### Goal
Lines that include the word "坝陵校区" are the ones to copy.

### Records for the exercise
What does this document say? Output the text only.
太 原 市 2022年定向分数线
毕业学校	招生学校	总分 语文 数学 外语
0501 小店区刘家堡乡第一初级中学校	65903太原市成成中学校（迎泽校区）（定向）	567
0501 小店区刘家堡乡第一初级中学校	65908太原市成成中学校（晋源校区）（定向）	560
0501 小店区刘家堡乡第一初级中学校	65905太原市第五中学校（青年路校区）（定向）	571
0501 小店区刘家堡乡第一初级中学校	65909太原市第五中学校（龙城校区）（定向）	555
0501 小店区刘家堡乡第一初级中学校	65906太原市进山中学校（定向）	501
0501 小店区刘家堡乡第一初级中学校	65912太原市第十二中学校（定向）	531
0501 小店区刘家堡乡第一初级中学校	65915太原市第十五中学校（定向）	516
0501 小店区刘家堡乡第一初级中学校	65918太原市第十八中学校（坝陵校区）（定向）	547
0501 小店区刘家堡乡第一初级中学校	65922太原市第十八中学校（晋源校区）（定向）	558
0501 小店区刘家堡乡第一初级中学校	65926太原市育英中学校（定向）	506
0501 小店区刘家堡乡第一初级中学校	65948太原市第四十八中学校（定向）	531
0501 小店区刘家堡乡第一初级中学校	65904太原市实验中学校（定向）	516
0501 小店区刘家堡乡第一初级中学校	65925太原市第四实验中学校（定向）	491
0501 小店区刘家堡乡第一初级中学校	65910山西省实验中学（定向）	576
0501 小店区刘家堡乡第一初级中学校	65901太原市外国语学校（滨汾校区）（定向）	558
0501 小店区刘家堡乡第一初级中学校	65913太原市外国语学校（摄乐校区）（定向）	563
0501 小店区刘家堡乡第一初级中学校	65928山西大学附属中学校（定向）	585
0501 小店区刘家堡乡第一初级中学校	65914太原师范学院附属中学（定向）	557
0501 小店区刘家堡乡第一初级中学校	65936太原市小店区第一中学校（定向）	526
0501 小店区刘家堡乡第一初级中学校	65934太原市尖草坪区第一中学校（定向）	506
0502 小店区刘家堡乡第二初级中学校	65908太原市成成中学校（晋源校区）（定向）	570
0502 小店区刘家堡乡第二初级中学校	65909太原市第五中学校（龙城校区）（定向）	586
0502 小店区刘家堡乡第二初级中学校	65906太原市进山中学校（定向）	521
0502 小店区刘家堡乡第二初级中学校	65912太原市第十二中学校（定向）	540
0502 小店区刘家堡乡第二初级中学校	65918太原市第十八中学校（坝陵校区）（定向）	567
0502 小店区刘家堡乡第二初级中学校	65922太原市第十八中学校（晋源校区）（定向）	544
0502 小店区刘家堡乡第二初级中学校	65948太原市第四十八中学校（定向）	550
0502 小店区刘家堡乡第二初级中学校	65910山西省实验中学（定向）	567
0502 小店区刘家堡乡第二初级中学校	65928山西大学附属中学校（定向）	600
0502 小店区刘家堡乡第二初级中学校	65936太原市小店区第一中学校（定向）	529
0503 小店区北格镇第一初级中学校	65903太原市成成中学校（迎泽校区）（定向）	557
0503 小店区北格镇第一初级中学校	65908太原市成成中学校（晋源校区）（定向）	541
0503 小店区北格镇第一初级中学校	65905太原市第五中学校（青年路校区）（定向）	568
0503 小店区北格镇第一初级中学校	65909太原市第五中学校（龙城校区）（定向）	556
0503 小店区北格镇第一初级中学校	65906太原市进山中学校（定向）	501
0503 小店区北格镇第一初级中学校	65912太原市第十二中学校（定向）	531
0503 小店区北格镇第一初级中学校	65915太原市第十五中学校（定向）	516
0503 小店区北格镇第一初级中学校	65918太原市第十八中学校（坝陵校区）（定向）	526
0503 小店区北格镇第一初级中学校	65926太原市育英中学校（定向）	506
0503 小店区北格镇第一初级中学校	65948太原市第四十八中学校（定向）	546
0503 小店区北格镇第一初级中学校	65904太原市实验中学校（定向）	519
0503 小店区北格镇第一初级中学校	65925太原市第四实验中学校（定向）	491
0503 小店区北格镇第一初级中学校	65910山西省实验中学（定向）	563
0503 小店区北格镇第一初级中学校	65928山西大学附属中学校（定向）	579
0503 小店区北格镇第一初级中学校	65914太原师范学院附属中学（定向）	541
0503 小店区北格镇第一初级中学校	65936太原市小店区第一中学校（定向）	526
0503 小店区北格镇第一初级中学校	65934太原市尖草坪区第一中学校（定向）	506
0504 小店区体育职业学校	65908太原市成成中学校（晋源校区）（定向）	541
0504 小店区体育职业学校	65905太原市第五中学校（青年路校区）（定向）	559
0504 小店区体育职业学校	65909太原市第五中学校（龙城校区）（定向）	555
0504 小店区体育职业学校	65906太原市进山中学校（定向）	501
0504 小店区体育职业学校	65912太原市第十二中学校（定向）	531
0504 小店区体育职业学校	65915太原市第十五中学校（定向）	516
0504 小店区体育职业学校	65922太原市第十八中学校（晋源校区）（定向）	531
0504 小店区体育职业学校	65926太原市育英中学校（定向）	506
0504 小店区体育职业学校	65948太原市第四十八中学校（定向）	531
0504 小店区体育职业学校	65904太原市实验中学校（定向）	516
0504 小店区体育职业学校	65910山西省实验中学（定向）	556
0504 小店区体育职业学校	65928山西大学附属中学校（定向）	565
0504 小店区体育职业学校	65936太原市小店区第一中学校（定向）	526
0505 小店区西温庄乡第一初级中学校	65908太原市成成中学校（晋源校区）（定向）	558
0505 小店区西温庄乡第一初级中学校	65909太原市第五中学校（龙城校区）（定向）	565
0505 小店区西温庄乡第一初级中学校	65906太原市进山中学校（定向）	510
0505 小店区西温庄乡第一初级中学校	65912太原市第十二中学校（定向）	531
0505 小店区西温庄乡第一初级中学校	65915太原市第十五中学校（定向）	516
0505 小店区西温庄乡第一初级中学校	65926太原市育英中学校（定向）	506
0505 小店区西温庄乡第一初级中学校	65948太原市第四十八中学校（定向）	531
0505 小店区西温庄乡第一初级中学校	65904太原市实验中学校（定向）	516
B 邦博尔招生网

==

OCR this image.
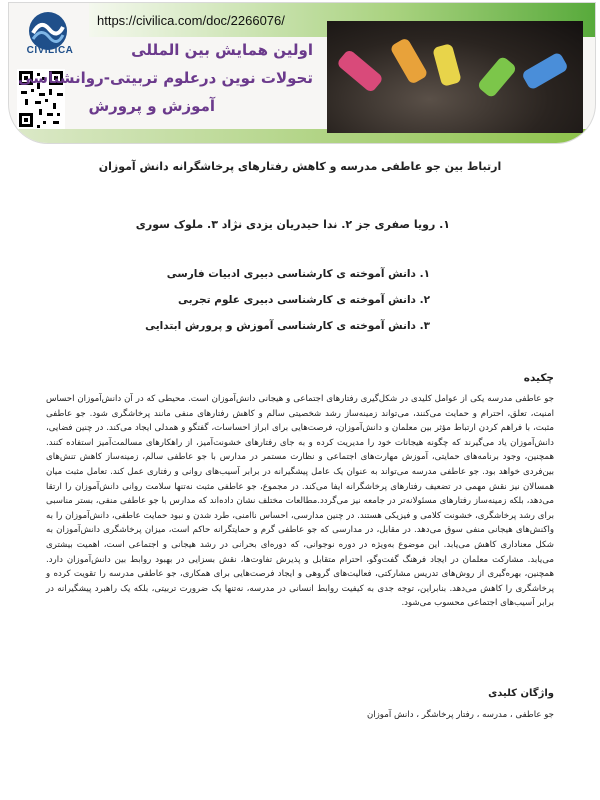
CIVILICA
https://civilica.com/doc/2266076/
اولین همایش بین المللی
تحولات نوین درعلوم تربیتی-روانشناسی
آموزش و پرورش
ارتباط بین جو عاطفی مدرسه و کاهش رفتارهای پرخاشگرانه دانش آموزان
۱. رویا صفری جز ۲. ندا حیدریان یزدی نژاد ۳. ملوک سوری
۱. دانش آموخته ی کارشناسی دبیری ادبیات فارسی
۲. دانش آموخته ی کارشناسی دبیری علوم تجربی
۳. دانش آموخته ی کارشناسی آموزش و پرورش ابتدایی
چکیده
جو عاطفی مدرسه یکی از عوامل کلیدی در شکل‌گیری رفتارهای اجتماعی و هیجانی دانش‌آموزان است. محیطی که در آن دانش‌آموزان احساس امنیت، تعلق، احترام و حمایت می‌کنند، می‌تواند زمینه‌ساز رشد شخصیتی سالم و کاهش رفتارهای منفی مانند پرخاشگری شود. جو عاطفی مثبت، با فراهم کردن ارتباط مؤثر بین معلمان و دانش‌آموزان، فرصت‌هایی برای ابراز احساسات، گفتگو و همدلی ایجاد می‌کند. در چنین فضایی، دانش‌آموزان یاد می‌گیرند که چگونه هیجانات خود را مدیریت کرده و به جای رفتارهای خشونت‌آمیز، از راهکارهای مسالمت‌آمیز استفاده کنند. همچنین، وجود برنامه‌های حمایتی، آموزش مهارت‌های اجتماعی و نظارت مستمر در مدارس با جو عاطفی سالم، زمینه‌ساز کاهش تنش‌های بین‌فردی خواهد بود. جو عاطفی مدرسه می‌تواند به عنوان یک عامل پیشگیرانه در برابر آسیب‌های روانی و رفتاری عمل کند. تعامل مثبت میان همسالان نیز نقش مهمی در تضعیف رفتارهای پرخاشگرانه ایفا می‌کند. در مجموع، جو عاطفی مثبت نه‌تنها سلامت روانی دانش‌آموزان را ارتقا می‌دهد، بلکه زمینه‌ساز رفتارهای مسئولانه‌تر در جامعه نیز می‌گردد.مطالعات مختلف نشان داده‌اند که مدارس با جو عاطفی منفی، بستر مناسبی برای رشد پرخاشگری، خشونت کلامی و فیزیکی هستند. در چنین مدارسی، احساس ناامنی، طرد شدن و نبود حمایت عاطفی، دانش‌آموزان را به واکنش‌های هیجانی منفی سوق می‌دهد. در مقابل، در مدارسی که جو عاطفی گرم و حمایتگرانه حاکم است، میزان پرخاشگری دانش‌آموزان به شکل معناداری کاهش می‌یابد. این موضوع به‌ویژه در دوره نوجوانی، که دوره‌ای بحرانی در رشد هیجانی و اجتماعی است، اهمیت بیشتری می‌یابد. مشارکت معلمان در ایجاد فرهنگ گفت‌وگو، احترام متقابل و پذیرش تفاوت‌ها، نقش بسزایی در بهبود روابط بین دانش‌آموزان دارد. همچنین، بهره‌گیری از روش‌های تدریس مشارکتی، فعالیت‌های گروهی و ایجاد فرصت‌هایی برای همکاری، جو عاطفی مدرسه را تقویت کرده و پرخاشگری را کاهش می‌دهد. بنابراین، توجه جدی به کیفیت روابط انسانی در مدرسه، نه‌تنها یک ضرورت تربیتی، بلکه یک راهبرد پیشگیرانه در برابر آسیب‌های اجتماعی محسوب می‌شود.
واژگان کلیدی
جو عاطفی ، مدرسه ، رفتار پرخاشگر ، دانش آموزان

### Result for this task
0501 小店区刘家堡乡第一初级中学校	65918太原市第十八中学校（坝陵校区）（定向）	547
0502 小店区刘家堡乡第二初级中学校	65918太原市第十八中学校（坝陵校区）（定向）	567
0503 小店区北格镇第一初级中学校	65918太原市第十八中学校（坝陵校区）（定向）	526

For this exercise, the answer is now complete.